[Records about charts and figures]
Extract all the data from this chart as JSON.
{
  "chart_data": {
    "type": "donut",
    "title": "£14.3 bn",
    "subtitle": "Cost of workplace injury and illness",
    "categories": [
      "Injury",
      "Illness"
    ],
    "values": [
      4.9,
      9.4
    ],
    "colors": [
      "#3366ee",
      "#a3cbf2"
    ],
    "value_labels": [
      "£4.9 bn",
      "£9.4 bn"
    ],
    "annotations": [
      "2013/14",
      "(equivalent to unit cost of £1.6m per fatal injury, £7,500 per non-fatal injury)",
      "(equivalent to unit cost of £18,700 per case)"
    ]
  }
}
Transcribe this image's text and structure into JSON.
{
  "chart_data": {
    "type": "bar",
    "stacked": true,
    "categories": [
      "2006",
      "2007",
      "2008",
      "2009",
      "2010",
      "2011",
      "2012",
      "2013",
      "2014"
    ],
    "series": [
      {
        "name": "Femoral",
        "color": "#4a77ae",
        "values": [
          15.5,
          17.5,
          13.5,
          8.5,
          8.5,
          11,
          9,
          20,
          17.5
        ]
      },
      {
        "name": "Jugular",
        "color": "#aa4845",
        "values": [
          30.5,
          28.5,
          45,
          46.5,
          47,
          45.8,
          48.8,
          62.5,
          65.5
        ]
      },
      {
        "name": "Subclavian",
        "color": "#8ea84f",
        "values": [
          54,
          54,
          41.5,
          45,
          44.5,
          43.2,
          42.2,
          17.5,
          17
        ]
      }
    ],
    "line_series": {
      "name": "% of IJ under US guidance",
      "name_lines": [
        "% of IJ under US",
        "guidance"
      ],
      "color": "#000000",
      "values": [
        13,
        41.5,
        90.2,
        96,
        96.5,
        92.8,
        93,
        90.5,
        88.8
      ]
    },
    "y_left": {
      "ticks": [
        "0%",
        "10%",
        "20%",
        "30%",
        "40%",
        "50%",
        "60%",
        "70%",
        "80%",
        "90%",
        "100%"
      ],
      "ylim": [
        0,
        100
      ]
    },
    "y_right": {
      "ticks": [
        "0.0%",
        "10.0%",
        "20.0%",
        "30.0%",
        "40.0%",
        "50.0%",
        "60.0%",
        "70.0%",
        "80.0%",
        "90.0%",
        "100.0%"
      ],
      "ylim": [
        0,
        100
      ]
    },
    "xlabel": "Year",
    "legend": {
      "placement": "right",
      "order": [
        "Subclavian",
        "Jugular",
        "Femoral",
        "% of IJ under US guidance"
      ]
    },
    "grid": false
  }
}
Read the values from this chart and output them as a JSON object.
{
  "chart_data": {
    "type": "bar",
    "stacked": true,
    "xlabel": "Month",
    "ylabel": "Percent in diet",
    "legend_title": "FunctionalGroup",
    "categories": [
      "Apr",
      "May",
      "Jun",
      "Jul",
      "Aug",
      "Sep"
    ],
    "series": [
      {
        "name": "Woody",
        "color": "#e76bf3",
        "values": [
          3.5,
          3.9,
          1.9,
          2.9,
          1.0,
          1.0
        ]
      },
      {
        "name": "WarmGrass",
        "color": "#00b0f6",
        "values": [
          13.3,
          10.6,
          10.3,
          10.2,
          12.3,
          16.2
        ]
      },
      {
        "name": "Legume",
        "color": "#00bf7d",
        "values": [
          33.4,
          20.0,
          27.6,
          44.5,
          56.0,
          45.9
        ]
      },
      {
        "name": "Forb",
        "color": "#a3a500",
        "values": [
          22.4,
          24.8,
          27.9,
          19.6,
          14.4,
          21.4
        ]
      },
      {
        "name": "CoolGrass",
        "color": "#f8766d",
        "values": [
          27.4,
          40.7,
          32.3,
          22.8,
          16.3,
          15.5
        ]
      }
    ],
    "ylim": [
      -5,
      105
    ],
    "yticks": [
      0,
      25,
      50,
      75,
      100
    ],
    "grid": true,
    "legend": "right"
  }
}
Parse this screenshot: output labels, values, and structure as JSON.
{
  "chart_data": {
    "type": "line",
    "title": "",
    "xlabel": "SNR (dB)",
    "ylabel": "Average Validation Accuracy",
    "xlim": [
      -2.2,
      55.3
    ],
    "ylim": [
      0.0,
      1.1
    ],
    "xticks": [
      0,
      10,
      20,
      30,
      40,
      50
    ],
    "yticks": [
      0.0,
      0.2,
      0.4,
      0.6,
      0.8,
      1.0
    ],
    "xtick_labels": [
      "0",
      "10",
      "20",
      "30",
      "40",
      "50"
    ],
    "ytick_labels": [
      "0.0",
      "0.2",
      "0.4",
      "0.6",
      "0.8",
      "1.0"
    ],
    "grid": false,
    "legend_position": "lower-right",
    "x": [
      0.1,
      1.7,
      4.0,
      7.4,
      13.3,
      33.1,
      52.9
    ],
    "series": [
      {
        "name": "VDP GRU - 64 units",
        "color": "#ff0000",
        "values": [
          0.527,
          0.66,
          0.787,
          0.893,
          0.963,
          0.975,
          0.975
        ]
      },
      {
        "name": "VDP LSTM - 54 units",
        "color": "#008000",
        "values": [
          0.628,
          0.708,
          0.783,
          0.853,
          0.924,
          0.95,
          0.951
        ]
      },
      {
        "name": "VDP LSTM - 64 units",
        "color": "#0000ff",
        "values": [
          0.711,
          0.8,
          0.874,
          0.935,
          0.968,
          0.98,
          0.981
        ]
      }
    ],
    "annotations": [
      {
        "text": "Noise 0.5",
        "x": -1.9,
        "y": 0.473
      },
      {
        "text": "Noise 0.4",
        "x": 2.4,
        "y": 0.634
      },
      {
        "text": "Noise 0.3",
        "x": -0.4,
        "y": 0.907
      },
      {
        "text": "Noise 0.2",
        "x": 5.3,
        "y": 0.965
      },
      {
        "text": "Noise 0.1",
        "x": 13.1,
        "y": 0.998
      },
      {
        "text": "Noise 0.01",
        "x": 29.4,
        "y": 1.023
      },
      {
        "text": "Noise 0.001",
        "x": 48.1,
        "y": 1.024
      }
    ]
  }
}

- _TO DO_
Exactly reproduce every line of the records.

- _EXPECTED ANSWER_
Extract all the data from this chart as JSON.
{
  "chart_data": {
    "type": "donut",
    "title": "£14.3 bn",
    "subtitle": "Cost of workplace injury and illness",
    "categories": [
      "Injury",
      "Illness"
    ],
    "values": [
      4.9,
      9.4
    ],
    "colors": [
      "#3366ee",
      "#a3cbf2"
    ],
    "value_labels": [
      "£4.9 bn",
      "£9.4 bn"
    ],
    "annotations": [
      "2013/14",
      "(equivalent to unit cost of £1.6m per fatal injury, £7,500 per non-fatal injury)",
      "(equivalent to unit cost of £18,700 per case)"
    ]
  }
}
Transcribe this image's text and structure into JSON.
{
  "chart_data": {
    "type": "bar",
    "stacked": true,
    "categories": [
      "2006",
      "2007",
      "2008",
      "2009",
      "2010",
      "2011",
      "2012",
      "2013",
      "2014"
    ],
    "series": [
      {
        "name": "Femoral",
        "color": "#4a77ae",
        "values": [
          15.5,
          17.5,
          13.5,
          8.5,
          8.5,
          11,
          9,
          20,
          17.5
        ]
      },
      {
        "name": "Jugular",
        "color": "#aa4845",
        "values": [
          30.5,
          28.5,
          45,
          46.5,
          47,
          45.8,
          48.8,
          62.5,
          65.5
        ]
      },
      {
        "name": "Subclavian",
        "color": "#8ea84f",
        "values": [
          54,
          54,
          41.5,
          45,
          44.5,
          43.2,
          42.2,
          17.5,
          17
        ]
      }
    ],
    "line_series": {
      "name": "% of IJ under US guidance",
      "name_lines": [
        "% of IJ under US",
        "guidance"
      ],
      "color": "#000000",
      "values": [
        13,
        41.5,
        90.2,
        96,
        96.5,
        92.8,
        93,
        90.5,
        88.8
      ]
    },
    "y_left": {
      "ticks": [
        "0%",
        "10%",
        "20%",
        "30%",
        "40%",
        "50%",
        "60%",
        "70%",
        "80%",
        "90%",
        "100%"
      ],
      "ylim": [
        0,
        100
      ]
    },
    "y_right": {
      "ticks": [
        "0.0%",
        "10.0%",
        "20.0%",
        "30.0%",
        "40.0%",
        "50.0%",
        "60.0%",
        "70.0%",
        "80.0%",
        "90.0%",
        "100.0%"
      ],
      "ylim": [
        0,
        100
      ]
    },
    "xlabel": "Year",
    "legend": {
      "placement": "right",
      "order": [
        "Subclavian",
        "Jugular",
        "Femoral",
        "% of IJ under US guidance"
      ]
    },
    "grid": false
  }
}
Read the values from this chart and output them as a JSON object.
{
  "chart_data": {
    "type": "bar",
    "stacked": true,
    "xlabel": "Month",
    "ylabel": "Percent in diet",
    "legend_title": "FunctionalGroup",
    "categories": [
      "Apr",
      "May",
      "Jun",
      "Jul",
      "Aug",
      "Sep"
    ],
    "series": [
      {
        "name": "Woody",
        "color": "#e76bf3",
        "values": [
          3.5,
          3.9,
          1.9,
          2.9,
          1.0,
          1.0
        ]
      },
      {
        "name": "WarmGrass",
        "color": "#00b0f6",
        "values": [
          13.3,
          10.6,
          10.3,
          10.2,
          12.3,
          16.2
        ]
      },
      {
        "name": "Legume",
        "color": "#00bf7d",
        "values": [
          33.4,
          20.0,
          27.6,
          44.5,
          56.0,
          45.9
        ]
      },
      {
        "name": "Forb",
        "color": "#a3a500",
        "values": [
          22.4,
          24.8,
          27.9,
          19.6,
          14.4,
          21.4
        ]
      },
      {
        "name": "CoolGrass",
        "color": "#f8766d",
        "values": [
          27.4,
          40.7,
          32.3,
          22.8,
          16.3,
          15.5
        ]
      }
    ],
    "ylim": [
      -5,
      105
    ],
    "yticks": [
      0,
      25,
      50,
      75,
      100
    ],
    "grid": true,
    "legend": "right"
  }
}
Parse this screenshot: output labels, values, and structure as JSON.
{
  "chart_data": {
    "type": "line",
    "title": "",
    "xlabel": "SNR (dB)",
    "ylabel": "Average Validation Accuracy",
    "xlim": [
      -2.2,
      55.3
    ],
    "ylim": [
      0.0,
      1.1
    ],
    "xticks": [
      0,
      10,
      20,
      30,
      40,
      50
    ],
    "yticks": [
      0.0,
      0.2,
      0.4,
      0.6,
      0.8,
      1.0
    ],
    "xtick_labels": [
      "0",
      "10",
      "20",
      "30",
      "40",
      "50"
    ],
    "ytick_labels": [
      "0.0",
      "0.2",
      "0.4",
      "0.6",
      "0.8",
      "1.0"
    ],
    "grid": false,
    "legend_position": "lower-right",
    "x": [
      0.1,
      1.7,
      4.0,
      7.4,
      13.3,
      33.1,
      52.9
    ],
    "series": [
      {
        "name": "VDP GRU - 64 units",
        "color": "#ff0000",
        "values": [
          0.527,
          0.66,
          0.787,
          0.893,
          0.963,
          0.975,
          0.975
        ]
      },
      {
        "name": "VDP LSTM - 54 units",
        "color": "#008000",
        "values": [
          0.628,
          0.708,
          0.783,
          0.853,
          0.924,
          0.95,
          0.951
        ]
      },
      {
        "name": "VDP LSTM - 64 units",
        "color": "#0000ff",
        "values": [
          0.711,
          0.8,
          0.874,
          0.935,
          0.968,
          0.98,
          0.981
        ]
      }
    ],
    "annotations": [
      {
        "text": "Noise 0.5",
        "x": -1.9,
        "y": 0.473
      },
      {
        "text": "Noise 0.4",
        "x": 2.4,
        "y": 0.634
      },
      {
        "text": "Noise 0.3",
        "x": -0.4,
        "y": 0.907
      },
      {
        "text": "Noise 0.2",
        "x": 5.3,
        "y": 0.965
      },
      {
        "text": "Noise 0.1",
        "x": 13.1,
        "y": 0.998
      },
      {
        "text": "Noise 0.01",
        "x": 29.4,
        "y": 1.023
      },
      {
        "text": "Noise 0.001",
        "x": 48.1,
        "y": 1.024
      }
    ]
  }
}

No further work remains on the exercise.